**What the task requires:** Please print the full listing exactly.

**Entries supplied:**

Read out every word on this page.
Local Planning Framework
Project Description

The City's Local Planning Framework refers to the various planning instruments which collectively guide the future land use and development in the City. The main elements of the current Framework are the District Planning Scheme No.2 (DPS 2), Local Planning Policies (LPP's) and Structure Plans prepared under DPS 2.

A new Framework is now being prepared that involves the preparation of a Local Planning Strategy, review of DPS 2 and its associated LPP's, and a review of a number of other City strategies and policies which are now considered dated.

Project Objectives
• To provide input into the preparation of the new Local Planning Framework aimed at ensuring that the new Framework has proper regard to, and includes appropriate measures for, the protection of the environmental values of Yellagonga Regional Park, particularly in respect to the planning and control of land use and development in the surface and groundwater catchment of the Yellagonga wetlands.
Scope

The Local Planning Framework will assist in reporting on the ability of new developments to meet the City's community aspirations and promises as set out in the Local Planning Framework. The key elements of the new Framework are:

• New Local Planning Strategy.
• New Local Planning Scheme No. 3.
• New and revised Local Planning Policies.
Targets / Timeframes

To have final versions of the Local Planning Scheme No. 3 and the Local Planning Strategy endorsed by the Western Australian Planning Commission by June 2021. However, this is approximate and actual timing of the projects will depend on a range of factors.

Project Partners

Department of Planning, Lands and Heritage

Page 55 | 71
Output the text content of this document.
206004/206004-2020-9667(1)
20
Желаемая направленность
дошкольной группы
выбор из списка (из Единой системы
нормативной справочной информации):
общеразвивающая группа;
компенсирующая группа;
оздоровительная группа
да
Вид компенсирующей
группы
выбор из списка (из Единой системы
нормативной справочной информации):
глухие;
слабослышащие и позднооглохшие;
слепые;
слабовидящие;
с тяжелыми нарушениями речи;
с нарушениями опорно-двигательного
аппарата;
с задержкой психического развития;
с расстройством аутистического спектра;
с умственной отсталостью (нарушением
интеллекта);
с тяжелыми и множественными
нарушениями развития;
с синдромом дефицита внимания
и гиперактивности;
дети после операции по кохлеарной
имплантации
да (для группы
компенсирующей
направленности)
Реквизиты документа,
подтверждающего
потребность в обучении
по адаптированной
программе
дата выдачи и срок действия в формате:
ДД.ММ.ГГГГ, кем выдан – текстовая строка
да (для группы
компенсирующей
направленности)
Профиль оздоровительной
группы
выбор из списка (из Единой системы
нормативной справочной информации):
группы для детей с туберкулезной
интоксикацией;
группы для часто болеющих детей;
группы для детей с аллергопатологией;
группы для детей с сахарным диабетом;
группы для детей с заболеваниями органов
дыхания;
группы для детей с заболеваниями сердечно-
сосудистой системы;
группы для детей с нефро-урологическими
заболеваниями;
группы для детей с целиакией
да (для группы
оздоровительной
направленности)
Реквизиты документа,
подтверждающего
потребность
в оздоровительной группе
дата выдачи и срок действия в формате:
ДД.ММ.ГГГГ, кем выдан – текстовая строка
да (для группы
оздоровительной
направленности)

**Response:**
Read out every word on this page.
Local Planning Framework
Project Description

The City's Local Planning Framework refers to the various planning instruments which collectively guide the future land use and development in the City. The main elements of the current Framework are the District Planning Scheme No.2 (DPS 2), Local Planning Policies (LPP's) and Structure Plans prepared under DPS 2.

A new Framework is now being prepared that involves the preparation of a Local Planning Strategy, review of DPS 2 and its associated LPP's, and a review of a number of other City strategies and policies which are now considered dated.

Project Objectives
• To provide input into the preparation of the new Local Planning Framework aimed at ensuring that the new Framework has proper regard to, and includes appropriate measures for, the protection of the environmental values of Yellagonga Regional Park, particularly in respect to the planning and control of land use and development in the surface and groundwater catchment of the Yellagonga wetlands.
Scope

The Local Planning Framework will assist in reporting on the ability of new developments to meet the City's community aspirations and promises as set out in the Local Planning Framework. The key elements of the new Framework are:

• New Local Planning Strategy.
• New Local Planning Scheme No. 3.
• New and revised Local Planning Policies.
Targets / Timeframes

To have final versions of the Local Planning Scheme No. 3 and the Local Planning Strategy endorsed by the Western Australian Planning Commission by June 2021. However, this is approximate and actual timing of the projects will depend on a range of factors.

Project Partners

Department of Planning, Lands and Heritage

Page 55 | 71
Output the text content of this document.
206004/206004-2020-9667(1)
20
Желаемая направленность
дошкольной группы
выбор из списка (из Единой системы
нормативной справочной информации):
общеразвивающая группа;
компенсирующая группа;
оздоровительная группа
да
Вид компенсирующей
группы
выбор из списка (из Единой системы
нормативной справочной информации):
глухие;
слабослышащие и позднооглохшие;
слепые;
слабовидящие;
с тяжелыми нарушениями речи;
с нарушениями опорно-двигательного
аппарата;
с задержкой психического развития;
с расстройством аутистического спектра;
с умственной отсталостью (нарушением
интеллекта);
с тяжелыми и множественными
нарушениями развития;
с синдромом дефицита внимания
и гиперактивности;
дети после операции по кохлеарной
имплантации
да (для группы
компенсирующей
направленности)
Реквизиты документа,
подтверждающего
потребность в обучении
по адаптированной
программе
дата выдачи и срок действия в формате:
ДД.ММ.ГГГГ, кем выдан – текстовая строка
да (для группы
компенсирующей
направленности)
Профиль оздоровительной
группы
выбор из списка (из Единой системы
нормативной справочной информации):
группы для детей с туберкулезной
интоксикацией;
группы для часто болеющих детей;
группы для детей с аллергопатологией;
группы для детей с сахарным диабетом;
группы для детей с заболеваниями органов
дыхания;
группы для детей с заболеваниями сердечно-
сосудистой системы;
группы для детей с нефро-урологическими
заболеваниями;
группы для детей с целиакией
да (для группы
оздоровительной
направленности)
Реквизиты документа,
подтверждающего
потребность
в оздоровительной группе
дата выдачи и срок действия в формате:
ДД.ММ.ГГГГ, кем выдан – текстовая строка
да (для группы
оздоровительной
направленности)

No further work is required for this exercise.